§ **Written problem**:
Reproduce each line bearing the word "eius".

§ **Saved entries**:
○ ○ ○ ○
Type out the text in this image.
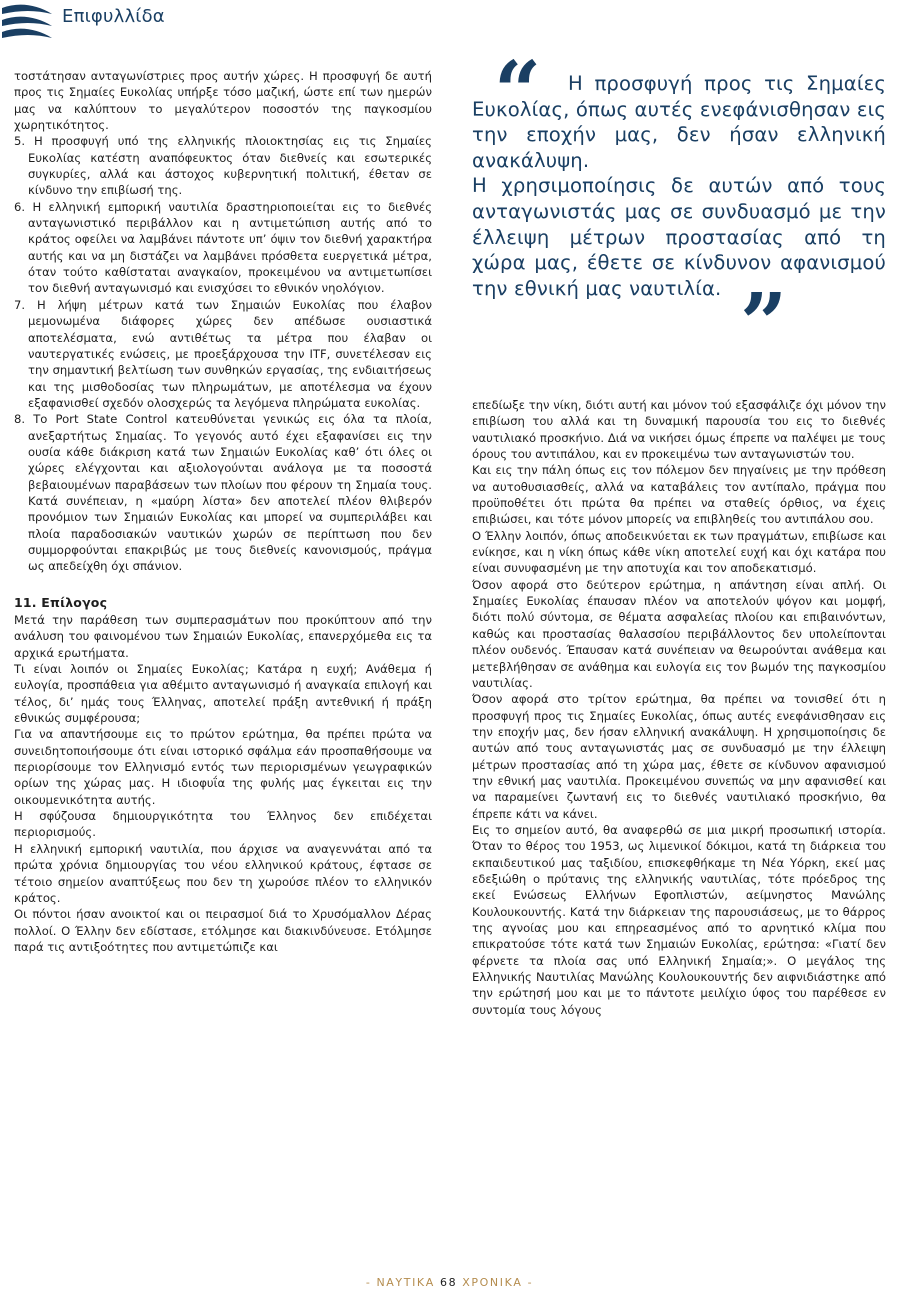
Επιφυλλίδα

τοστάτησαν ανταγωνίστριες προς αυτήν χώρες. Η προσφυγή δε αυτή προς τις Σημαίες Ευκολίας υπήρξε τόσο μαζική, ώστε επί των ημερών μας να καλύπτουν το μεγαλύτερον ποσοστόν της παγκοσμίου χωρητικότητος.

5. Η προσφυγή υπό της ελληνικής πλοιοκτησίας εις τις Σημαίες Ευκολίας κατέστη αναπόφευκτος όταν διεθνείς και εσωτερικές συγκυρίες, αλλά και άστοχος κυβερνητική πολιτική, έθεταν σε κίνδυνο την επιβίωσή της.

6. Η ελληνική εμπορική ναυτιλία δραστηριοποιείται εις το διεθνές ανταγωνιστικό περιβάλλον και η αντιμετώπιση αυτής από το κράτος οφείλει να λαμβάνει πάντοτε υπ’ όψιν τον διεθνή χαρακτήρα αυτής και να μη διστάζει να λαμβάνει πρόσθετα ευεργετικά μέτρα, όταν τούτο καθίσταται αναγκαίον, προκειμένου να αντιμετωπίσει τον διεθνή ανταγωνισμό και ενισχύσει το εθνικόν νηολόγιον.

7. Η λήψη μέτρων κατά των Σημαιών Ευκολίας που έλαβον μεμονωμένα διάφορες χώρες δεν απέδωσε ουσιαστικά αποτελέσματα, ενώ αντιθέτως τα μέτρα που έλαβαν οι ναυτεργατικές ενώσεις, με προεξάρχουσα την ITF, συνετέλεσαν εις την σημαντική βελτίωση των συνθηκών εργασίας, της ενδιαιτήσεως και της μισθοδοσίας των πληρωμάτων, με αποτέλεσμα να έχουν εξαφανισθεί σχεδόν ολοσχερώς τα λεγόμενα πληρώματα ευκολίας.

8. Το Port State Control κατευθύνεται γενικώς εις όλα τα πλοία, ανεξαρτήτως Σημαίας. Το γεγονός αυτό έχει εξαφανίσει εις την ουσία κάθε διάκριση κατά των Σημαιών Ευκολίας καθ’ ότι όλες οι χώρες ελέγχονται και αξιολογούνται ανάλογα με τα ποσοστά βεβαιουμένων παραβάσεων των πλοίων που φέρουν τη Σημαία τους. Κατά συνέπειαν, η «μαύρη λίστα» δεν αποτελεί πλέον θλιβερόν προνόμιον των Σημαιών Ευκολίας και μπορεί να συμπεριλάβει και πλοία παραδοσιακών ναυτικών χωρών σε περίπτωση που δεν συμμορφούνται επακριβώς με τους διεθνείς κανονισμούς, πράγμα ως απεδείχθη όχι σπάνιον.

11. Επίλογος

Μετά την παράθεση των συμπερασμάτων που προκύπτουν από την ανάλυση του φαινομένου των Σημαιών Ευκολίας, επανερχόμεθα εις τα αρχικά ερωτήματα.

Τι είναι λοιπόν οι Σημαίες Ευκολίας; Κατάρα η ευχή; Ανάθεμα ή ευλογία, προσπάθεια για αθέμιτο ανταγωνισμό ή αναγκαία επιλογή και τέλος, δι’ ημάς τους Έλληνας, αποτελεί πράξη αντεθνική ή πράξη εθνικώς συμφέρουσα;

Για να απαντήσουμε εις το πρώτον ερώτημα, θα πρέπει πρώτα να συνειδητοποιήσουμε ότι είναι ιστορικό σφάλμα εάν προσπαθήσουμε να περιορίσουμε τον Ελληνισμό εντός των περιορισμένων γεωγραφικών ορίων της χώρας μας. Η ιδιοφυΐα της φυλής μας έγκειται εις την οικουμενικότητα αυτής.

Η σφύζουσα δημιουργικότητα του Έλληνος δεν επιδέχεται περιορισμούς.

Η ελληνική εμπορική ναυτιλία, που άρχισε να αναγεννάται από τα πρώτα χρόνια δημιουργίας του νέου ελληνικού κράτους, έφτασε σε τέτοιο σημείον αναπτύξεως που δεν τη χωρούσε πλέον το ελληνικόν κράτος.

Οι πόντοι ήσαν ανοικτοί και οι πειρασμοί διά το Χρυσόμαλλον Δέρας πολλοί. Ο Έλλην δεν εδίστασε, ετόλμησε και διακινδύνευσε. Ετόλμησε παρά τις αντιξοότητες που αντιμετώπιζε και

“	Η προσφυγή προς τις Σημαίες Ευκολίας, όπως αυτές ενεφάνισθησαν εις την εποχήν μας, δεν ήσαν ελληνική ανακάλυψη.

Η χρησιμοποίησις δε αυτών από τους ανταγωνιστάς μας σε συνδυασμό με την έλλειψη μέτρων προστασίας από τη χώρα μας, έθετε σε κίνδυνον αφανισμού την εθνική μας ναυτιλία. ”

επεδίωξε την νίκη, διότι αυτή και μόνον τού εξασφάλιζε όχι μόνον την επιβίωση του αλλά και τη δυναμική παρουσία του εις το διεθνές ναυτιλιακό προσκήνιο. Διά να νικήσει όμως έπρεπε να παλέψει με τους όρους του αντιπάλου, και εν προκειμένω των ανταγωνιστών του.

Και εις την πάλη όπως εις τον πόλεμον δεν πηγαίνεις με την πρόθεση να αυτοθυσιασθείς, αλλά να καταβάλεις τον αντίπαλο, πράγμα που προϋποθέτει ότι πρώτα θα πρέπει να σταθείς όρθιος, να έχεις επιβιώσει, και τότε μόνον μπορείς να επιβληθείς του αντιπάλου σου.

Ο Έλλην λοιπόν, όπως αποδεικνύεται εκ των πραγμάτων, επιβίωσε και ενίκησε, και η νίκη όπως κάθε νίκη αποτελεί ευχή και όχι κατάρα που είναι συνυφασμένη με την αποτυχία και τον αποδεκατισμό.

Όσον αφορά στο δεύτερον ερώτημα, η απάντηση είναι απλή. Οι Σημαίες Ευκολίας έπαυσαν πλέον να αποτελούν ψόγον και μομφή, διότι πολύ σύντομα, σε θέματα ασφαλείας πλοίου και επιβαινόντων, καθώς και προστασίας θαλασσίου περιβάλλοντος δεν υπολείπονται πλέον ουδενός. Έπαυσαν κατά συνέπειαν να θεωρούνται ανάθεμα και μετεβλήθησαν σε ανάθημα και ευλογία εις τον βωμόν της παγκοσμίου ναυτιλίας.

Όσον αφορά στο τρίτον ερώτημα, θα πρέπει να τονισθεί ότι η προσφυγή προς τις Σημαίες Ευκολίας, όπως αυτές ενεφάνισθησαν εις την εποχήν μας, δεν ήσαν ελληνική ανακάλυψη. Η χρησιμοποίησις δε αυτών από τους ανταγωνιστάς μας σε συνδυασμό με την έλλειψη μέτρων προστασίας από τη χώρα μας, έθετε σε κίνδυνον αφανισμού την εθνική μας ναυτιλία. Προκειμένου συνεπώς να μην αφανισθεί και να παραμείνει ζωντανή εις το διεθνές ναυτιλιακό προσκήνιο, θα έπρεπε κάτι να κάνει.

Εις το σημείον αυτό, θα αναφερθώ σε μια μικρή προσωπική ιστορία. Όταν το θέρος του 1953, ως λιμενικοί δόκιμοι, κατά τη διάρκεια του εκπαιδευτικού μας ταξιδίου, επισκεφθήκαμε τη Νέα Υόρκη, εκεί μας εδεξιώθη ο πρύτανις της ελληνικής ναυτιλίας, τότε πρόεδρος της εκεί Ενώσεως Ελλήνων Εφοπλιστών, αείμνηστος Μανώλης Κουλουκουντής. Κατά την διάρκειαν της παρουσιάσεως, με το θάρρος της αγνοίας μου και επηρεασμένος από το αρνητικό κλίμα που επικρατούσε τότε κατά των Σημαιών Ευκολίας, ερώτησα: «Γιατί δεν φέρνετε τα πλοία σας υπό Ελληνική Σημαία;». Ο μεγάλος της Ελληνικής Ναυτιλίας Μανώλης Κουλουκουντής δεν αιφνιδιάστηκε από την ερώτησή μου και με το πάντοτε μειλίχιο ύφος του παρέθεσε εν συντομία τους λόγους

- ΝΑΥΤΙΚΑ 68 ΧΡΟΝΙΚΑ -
○ ○ ○ ○
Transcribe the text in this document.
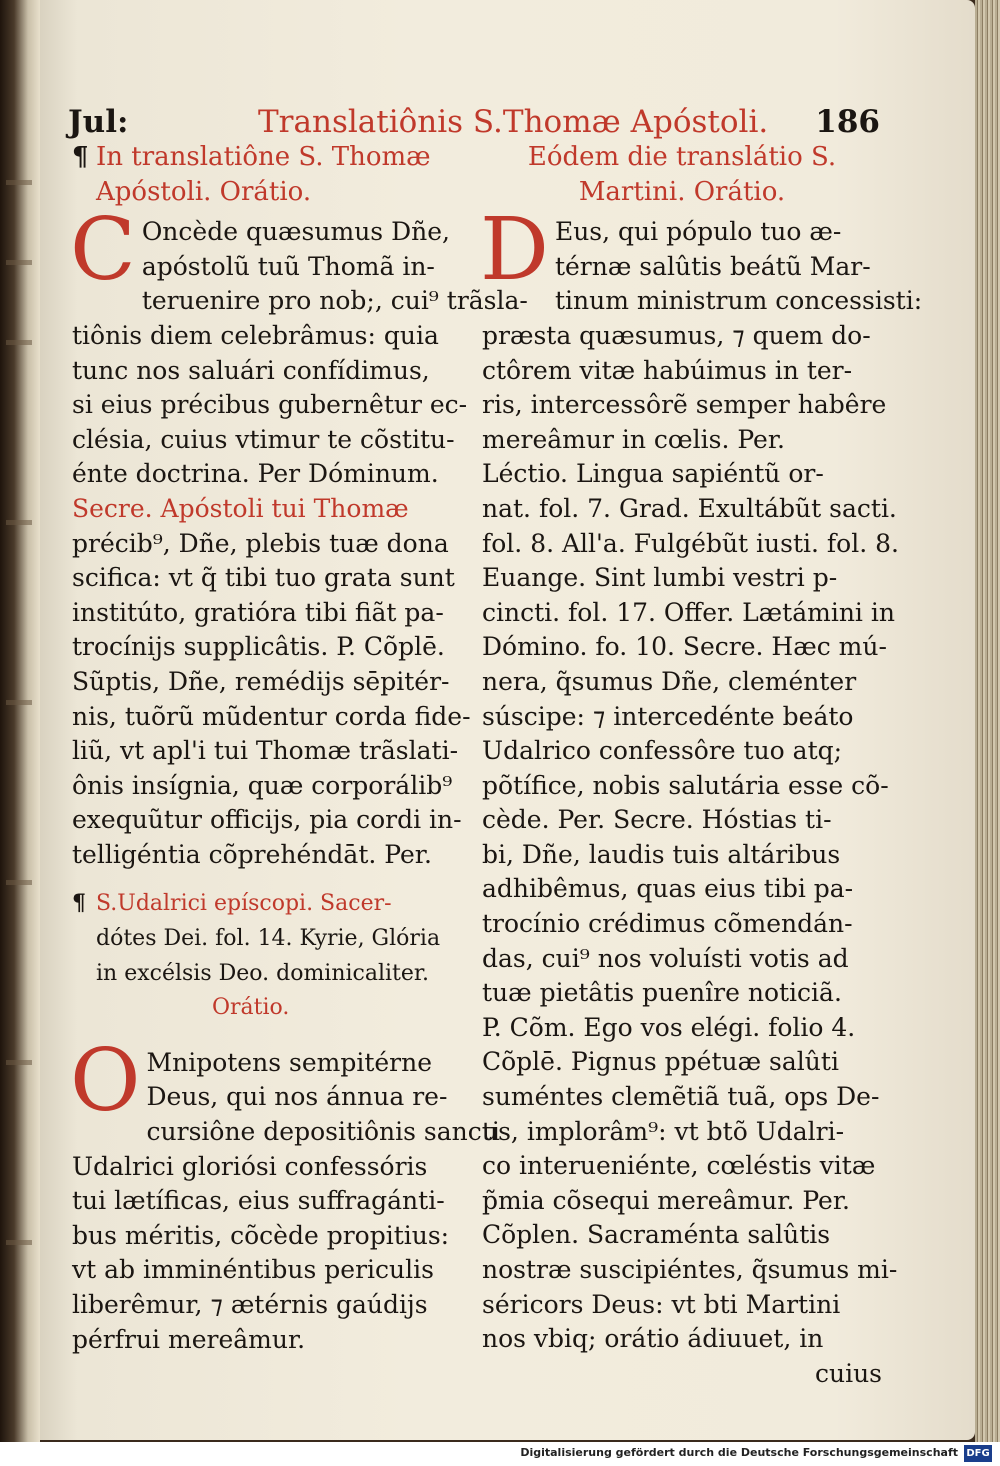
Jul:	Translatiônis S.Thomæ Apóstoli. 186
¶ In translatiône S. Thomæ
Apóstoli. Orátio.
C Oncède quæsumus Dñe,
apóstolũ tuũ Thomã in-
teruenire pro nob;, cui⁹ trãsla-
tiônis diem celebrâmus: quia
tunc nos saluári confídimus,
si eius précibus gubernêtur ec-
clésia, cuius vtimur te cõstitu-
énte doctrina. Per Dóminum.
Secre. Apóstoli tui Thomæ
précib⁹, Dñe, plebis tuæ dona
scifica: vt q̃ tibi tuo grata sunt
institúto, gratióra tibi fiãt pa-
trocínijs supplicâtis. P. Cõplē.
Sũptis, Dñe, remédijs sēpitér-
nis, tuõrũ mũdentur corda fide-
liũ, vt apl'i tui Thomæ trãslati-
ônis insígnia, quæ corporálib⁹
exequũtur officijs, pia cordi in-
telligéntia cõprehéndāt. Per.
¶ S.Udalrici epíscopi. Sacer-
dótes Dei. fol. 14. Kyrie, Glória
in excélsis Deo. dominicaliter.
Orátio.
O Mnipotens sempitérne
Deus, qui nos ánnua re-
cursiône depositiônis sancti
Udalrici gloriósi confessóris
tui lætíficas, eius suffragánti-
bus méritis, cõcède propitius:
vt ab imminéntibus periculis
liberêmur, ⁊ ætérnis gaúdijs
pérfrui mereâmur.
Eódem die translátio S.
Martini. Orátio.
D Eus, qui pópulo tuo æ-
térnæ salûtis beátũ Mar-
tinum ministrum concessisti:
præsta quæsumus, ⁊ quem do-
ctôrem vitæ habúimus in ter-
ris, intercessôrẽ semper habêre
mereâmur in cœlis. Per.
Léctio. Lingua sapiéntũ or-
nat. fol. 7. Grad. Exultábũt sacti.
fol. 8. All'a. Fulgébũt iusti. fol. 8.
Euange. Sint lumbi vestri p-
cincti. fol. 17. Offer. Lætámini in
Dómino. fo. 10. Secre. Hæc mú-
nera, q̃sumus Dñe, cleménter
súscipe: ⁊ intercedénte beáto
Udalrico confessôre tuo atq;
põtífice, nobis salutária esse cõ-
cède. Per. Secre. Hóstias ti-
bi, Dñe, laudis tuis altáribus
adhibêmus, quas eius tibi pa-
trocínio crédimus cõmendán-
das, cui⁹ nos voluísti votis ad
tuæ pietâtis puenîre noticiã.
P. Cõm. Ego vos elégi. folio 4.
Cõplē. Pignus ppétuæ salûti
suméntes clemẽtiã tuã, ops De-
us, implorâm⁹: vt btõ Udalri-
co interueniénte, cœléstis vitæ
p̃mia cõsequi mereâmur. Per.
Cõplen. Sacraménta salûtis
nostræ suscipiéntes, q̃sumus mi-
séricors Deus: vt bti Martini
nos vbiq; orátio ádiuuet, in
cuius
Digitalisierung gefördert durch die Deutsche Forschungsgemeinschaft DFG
○ ○ ○ ○
§ **Task result**:
si eius précibus gubernêtur ec-
tui lætíficas, eius suffragánti-
adhibêmus, quas eius tibi pa-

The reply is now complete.